=== Entries ===

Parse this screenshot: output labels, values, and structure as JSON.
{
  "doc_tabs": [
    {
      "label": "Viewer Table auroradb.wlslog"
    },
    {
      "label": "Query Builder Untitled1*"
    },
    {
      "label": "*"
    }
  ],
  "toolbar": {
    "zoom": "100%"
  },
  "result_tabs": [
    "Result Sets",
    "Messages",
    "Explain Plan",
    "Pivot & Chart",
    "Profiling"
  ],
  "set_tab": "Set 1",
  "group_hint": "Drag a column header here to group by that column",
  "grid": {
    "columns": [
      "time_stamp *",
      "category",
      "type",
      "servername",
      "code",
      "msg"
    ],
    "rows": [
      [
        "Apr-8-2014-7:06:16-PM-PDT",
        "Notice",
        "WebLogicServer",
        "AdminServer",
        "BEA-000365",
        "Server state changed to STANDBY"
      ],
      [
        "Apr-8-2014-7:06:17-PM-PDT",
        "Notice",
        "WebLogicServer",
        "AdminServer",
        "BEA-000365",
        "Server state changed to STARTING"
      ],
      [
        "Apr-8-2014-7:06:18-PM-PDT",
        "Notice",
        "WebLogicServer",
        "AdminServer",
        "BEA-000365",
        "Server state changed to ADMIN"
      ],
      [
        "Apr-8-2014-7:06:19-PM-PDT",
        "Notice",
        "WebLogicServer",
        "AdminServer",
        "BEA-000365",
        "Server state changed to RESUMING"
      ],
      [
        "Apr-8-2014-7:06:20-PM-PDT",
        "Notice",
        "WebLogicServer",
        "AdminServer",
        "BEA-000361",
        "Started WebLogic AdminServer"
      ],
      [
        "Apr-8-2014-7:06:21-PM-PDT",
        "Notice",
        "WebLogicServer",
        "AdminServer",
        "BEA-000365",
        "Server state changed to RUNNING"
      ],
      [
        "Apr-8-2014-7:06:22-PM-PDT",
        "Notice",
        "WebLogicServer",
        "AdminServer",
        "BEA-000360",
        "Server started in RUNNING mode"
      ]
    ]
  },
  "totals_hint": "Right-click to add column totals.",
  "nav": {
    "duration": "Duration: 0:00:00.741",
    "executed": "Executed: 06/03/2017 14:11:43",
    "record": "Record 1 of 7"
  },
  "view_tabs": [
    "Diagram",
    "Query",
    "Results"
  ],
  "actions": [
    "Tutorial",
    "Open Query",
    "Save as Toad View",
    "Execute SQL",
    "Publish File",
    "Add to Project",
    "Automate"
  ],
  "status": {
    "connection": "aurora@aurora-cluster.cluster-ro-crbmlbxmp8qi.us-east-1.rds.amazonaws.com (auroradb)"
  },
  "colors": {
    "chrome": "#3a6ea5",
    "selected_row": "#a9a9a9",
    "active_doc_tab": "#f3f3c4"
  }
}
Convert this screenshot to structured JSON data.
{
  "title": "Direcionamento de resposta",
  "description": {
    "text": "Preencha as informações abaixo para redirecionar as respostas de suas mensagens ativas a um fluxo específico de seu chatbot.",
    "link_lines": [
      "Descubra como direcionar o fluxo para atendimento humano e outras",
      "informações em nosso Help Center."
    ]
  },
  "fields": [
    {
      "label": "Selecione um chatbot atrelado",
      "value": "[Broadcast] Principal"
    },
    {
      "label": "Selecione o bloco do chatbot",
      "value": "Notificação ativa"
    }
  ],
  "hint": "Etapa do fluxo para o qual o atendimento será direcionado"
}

===

Challenge -
Repeat the material above in full, exactly as it stands.

Response below -
Parse this screenshot: output labels, values, and structure as JSON.
{
  "doc_tabs": [
    {
      "label": "Viewer Table auroradb.wlslog"
    },
    {
      "label": "Query Builder Untitled1*"
    },
    {
      "label": "*"
    }
  ],
  "toolbar": {
    "zoom": "100%"
  },
  "result_tabs": [
    "Result Sets",
    "Messages",
    "Explain Plan",
    "Pivot & Chart",
    "Profiling"
  ],
  "set_tab": "Set 1",
  "group_hint": "Drag a column header here to group by that column",
  "grid": {
    "columns": [
      "time_stamp *",
      "category",
      "type",
      "servername",
      "code",
      "msg"
    ],
    "rows": [
      [
        "Apr-8-2014-7:06:16-PM-PDT",
        "Notice",
        "WebLogicServer",
        "AdminServer",
        "BEA-000365",
        "Server state changed to STANDBY"
      ],
      [
        "Apr-8-2014-7:06:17-PM-PDT",
        "Notice",
        "WebLogicServer",
        "AdminServer",
        "BEA-000365",
        "Server state changed to STARTING"
      ],
      [
        "Apr-8-2014-7:06:18-PM-PDT",
        "Notice",
        "WebLogicServer",
        "AdminServer",
        "BEA-000365",
        "Server state changed to ADMIN"
      ],
      [
        "Apr-8-2014-7:06:19-PM-PDT",
        "Notice",
        "WebLogicServer",
        "AdminServer",
        "BEA-000365",
        "Server state changed to RESUMING"
      ],
      [
        "Apr-8-2014-7:06:20-PM-PDT",
        "Notice",
        "WebLogicServer",
        "AdminServer",
        "BEA-000361",
        "Started WebLogic AdminServer"
      ],
      [
        "Apr-8-2014-7:06:21-PM-PDT",
        "Notice",
        "WebLogicServer",
        "AdminServer",
        "BEA-000365",
        "Server state changed to RUNNING"
      ],
      [
        "Apr-8-2014-7:06:22-PM-PDT",
        "Notice",
        "WebLogicServer",
        "AdminServer",
        "BEA-000360",
        "Server started in RUNNING mode"
      ]
    ]
  },
  "totals_hint": "Right-click to add column totals.",
  "nav": {
    "duration": "Duration: 0:00:00.741",
    "executed": "Executed: 06/03/2017 14:11:43",
    "record": "Record 1 of 7"
  },
  "view_tabs": [
    "Diagram",
    "Query",
    "Results"
  ],
  "actions": [
    "Tutorial",
    "Open Query",
    "Save as Toad View",
    "Execute SQL",
    "Publish File",
    "Add to Project",
    "Automate"
  ],
  "status": {
    "connection": "aurora@aurora-cluster.cluster-ro-crbmlbxmp8qi.us-east-1.rds.amazonaws.com (auroradb)"
  },
  "colors": {
    "chrome": "#3a6ea5",
    "selected_row": "#a9a9a9",
    "active_doc_tab": "#f3f3c4"
  }
}
Convert this screenshot to structured JSON data.
{
  "title": "Direcionamento de resposta",
  "description": {
    "text": "Preencha as informações abaixo para redirecionar as respostas de suas mensagens ativas a um fluxo específico de seu chatbot.",
    "link_lines": [
      "Descubra como direcionar o fluxo para atendimento humano e outras",
      "informações em nosso Help Center."
    ]
  },
  "fields": [
    {
      "label": "Selecione um chatbot atrelado",
      "value": "[Broadcast] Principal"
    },
    {
      "label": "Selecione o bloco do chatbot",
      "value": "Notificação ativa"
    }
  ],
  "hint": "Etapa do fluxo para o qual o atendimento será direcionado"
}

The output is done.